#### Aim:
Here are some records; return them all exactly.

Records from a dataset

§

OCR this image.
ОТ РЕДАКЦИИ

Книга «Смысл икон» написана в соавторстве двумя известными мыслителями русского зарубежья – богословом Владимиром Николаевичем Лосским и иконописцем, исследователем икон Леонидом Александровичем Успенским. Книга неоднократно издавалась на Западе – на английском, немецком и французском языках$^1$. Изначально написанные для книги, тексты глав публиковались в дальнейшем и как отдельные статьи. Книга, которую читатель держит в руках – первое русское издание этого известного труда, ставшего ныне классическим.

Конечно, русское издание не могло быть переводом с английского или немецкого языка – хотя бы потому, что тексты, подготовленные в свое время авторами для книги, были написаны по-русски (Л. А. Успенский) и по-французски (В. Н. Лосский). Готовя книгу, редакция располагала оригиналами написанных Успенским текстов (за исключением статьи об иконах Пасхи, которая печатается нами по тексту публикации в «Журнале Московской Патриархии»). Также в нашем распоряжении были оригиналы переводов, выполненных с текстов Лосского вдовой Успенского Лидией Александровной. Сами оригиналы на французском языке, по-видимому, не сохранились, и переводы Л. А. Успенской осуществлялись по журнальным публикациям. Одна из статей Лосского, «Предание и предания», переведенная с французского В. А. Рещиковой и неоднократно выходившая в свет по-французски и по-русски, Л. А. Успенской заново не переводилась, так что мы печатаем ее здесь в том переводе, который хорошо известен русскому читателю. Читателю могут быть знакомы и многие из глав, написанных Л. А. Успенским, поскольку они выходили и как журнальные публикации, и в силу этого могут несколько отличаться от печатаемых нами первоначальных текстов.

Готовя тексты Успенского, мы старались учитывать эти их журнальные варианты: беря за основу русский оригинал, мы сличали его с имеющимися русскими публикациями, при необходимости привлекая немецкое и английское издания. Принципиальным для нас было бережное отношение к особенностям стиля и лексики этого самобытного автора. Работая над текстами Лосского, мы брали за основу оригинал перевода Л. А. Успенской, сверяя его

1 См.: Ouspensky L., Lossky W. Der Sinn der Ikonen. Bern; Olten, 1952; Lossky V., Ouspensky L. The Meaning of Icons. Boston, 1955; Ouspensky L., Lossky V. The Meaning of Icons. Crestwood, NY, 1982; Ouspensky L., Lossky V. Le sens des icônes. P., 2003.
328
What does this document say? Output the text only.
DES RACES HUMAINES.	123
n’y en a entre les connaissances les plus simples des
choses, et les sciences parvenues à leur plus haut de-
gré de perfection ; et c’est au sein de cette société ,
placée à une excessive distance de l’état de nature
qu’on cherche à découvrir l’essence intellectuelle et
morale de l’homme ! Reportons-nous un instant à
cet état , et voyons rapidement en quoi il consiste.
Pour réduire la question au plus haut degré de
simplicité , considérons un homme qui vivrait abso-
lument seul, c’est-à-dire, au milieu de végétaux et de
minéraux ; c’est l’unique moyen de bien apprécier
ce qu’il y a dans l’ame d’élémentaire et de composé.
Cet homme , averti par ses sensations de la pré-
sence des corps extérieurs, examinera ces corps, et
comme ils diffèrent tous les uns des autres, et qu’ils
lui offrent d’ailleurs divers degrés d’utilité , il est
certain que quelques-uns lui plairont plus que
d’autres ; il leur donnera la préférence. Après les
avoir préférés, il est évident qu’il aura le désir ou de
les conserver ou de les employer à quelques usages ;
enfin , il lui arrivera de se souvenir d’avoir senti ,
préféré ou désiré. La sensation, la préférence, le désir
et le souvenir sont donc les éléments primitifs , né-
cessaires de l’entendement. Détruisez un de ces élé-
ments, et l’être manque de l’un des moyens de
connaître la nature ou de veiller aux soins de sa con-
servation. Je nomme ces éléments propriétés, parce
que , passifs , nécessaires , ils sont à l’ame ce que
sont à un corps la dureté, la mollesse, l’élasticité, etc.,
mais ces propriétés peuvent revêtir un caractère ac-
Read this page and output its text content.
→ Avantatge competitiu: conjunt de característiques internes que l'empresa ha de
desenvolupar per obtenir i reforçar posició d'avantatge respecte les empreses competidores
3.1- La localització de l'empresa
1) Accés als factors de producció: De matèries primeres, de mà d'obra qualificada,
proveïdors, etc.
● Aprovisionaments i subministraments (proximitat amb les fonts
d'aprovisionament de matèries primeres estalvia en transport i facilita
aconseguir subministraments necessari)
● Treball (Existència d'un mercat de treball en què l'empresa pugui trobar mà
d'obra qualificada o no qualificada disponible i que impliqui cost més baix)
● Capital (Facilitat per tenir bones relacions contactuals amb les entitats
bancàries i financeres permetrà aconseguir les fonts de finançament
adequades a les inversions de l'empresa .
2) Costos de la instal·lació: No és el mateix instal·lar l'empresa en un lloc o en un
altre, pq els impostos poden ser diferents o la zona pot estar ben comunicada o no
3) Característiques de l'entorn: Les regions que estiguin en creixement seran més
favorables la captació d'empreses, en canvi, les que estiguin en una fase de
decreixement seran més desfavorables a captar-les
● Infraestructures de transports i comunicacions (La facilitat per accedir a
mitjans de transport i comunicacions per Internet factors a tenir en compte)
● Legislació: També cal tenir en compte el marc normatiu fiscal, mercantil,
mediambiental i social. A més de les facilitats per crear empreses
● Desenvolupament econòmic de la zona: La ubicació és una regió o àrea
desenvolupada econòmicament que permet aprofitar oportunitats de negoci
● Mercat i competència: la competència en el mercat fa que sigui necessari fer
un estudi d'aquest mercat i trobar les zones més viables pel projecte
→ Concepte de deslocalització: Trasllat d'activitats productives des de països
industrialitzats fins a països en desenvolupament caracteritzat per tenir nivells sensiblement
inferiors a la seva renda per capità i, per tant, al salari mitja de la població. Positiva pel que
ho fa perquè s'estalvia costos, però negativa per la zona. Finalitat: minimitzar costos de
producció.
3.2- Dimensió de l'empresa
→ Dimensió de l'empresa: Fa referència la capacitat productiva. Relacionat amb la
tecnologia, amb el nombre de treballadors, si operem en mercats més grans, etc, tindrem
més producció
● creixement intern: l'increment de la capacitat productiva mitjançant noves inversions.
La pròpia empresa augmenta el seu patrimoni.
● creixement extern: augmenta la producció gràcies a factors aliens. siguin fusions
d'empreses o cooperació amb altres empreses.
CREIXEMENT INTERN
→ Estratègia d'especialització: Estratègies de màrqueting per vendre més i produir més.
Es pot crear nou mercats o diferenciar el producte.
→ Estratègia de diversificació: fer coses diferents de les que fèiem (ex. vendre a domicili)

§

#### Exercise solution:
OCR this image.
ОТ РЕДАКЦИИ

Книга «Смысл икон» написана в соавторстве двумя известными мыслителями русского зарубежья – богословом Владимиром Николаевичем Лосским и иконописцем, исследователем икон Леонидом Александровичем Успенским. Книга неоднократно издавалась на Западе – на английском, немецком и французском языках$^1$. Изначально написанные для книги, тексты глав публиковались в дальнейшем и как отдельные статьи. Книга, которую читатель держит в руках – первое русское издание этого известного труда, ставшего ныне классическим.

Конечно, русское издание не могло быть переводом с английского или немецкого языка – хотя бы потому, что тексты, подготовленные в свое время авторами для книги, были написаны по-русски (Л. А. Успенский) и по-французски (В. Н. Лосский). Готовя книгу, редакция располагала оригиналами написанных Успенским текстов (за исключением статьи об иконах Пасхи, которая печатается нами по тексту публикации в «Журнале Московской Патриархии»). Также в нашем распоряжении были оригиналы переводов, выполненных с текстов Лосского вдовой Успенского Лидией Александровной. Сами оригиналы на французском языке, по-видимому, не сохранились, и переводы Л. А. Успенской осуществлялись по журнальным публикациям. Одна из статей Лосского, «Предание и предания», переведенная с французского В. А. Рещиковой и неоднократно выходившая в свет по-французски и по-русски, Л. А. Успенской заново не переводилась, так что мы печатаем ее здесь в том переводе, который хорошо известен русскому читателю. Читателю могут быть знакомы и многие из глав, написанных Л. А. Успенским, поскольку они выходили и как журнальные публикации, и в силу этого могут несколько отличаться от печатаемых нами первоначальных текстов.

Готовя тексты Успенского, мы старались учитывать эти их журнальные варианты: беря за основу русский оригинал, мы сличали его с имеющимися русскими публикациями, при необходимости привлекая немецкое и английское издания. Принципиальным для нас было бережное отношение к особенностям стиля и лексики этого самобытного автора. Работая над текстами Лосского, мы брали за основу оригинал перевода Л. А. Успенской, сверяя его

1 См.: Ouspensky L., Lossky W. Der Sinn der Ikonen. Bern; Olten, 1952; Lossky V., Ouspensky L. The Meaning of Icons. Boston, 1955; Ouspensky L., Lossky V. The Meaning of Icons. Crestwood, NY, 1982; Ouspensky L., Lossky V. Le sens des icônes. P., 2003.
328
What does this document say? Output the text only.
DES RACES HUMAINES.	123
n’y en a entre les connaissances les plus simples des
choses, et les sciences parvenues à leur plus haut de-
gré de perfection ; et c’est au sein de cette société ,
placée à une excessive distance de l’état de nature
qu’on cherche à découvrir l’essence intellectuelle et
morale de l’homme ! Reportons-nous un instant à
cet état , et voyons rapidement en quoi il consiste.
Pour réduire la question au plus haut degré de
simplicité , considérons un homme qui vivrait abso-
lument seul, c’est-à-dire, au milieu de végétaux et de
minéraux ; c’est l’unique moyen de bien apprécier
ce qu’il y a dans l’ame d’élémentaire et de composé.
Cet homme , averti par ses sensations de la pré-
sence des corps extérieurs, examinera ces corps, et
comme ils diffèrent tous les uns des autres, et qu’ils
lui offrent d’ailleurs divers degrés d’utilité , il est
certain que quelques-uns lui plairont plus que
d’autres ; il leur donnera la préférence. Après les
avoir préférés, il est évident qu’il aura le désir ou de
les conserver ou de les employer à quelques usages ;
enfin , il lui arrivera de se souvenir d’avoir senti ,
préféré ou désiré. La sensation, la préférence, le désir
et le souvenir sont donc les éléments primitifs , né-
cessaires de l’entendement. Détruisez un de ces élé-
ments, et l’être manque de l’un des moyens de
connaître la nature ou de veiller aux soins de sa con-
servation. Je nomme ces éléments propriétés, parce
que , passifs , nécessaires , ils sont à l’ame ce que
sont à un corps la dureté, la mollesse, l’élasticité, etc.,
mais ces propriétés peuvent revêtir un caractère ac-
Read this page and output its text content.
→ Avantatge competitiu: conjunt de característiques internes que l'empresa ha de
desenvolupar per obtenir i reforçar posició d'avantatge respecte les empreses competidores
3.1- La localització de l'empresa
1) Accés als factors de producció: De matèries primeres, de mà d'obra qualificada,
proveïdors, etc.
● Aprovisionaments i subministraments (proximitat amb les fonts
d'aprovisionament de matèries primeres estalvia en transport i facilita
aconseguir subministraments necessari)
● Treball (Existència d'un mercat de treball en què l'empresa pugui trobar mà
d'obra qualificada o no qualificada disponible i que impliqui cost més baix)
● Capital (Facilitat per tenir bones relacions contactuals amb les entitats
bancàries i financeres permetrà aconseguir les fonts de finançament
adequades a les inversions de l'empresa .
2) Costos de la instal·lació: No és el mateix instal·lar l'empresa en un lloc o en un
altre, pq els impostos poden ser diferents o la zona pot estar ben comunicada o no
3) Característiques de l'entorn: Les regions que estiguin en creixement seran més
favorables la captació d'empreses, en canvi, les que estiguin en una fase de
decreixement seran més desfavorables a captar-les
● Infraestructures de transports i comunicacions (La facilitat per accedir a
mitjans de transport i comunicacions per Internet factors a tenir en compte)
● Legislació: També cal tenir en compte el marc normatiu fiscal, mercantil,
mediambiental i social. A més de les facilitats per crear empreses
● Desenvolupament econòmic de la zona: La ubicació és una regió o àrea
desenvolupada econòmicament que permet aprofitar oportunitats de negoci
● Mercat i competència: la competència en el mercat fa que sigui necessari fer
un estudi d'aquest mercat i trobar les zones més viables pel projecte
→ Concepte de deslocalització: Trasllat d'activitats productives des de països
industrialitzats fins a països en desenvolupament caracteritzat per tenir nivells sensiblement
inferiors a la seva renda per capità i, per tant, al salari mitja de la població. Positiva pel que
ho fa perquè s'estalvia costos, però negativa per la zona. Finalitat: minimitzar costos de
producció.
3.2- Dimensió de l'empresa
→ Dimensió de l'empresa: Fa referència la capacitat productiva. Relacionat amb la
tecnologia, amb el nombre de treballadors, si operem en mercats més grans, etc, tindrem
més producció
● creixement intern: l'increment de la capacitat productiva mitjançant noves inversions.
La pròpia empresa augmenta el seu patrimoni.
● creixement extern: augmenta la producció gràcies a factors aliens. siguin fusions
d'empreses o cooperació amb altres empreses.
CREIXEMENT INTERN
→ Estratègia d'especialització: Estratègies de màrqueting per vendre més i produir més.
Es pot crear nou mercats o diferenciar el producte.
→ Estratègia de diversificació: fer coses diferents de les que fèiem (ex. vendre a domicili)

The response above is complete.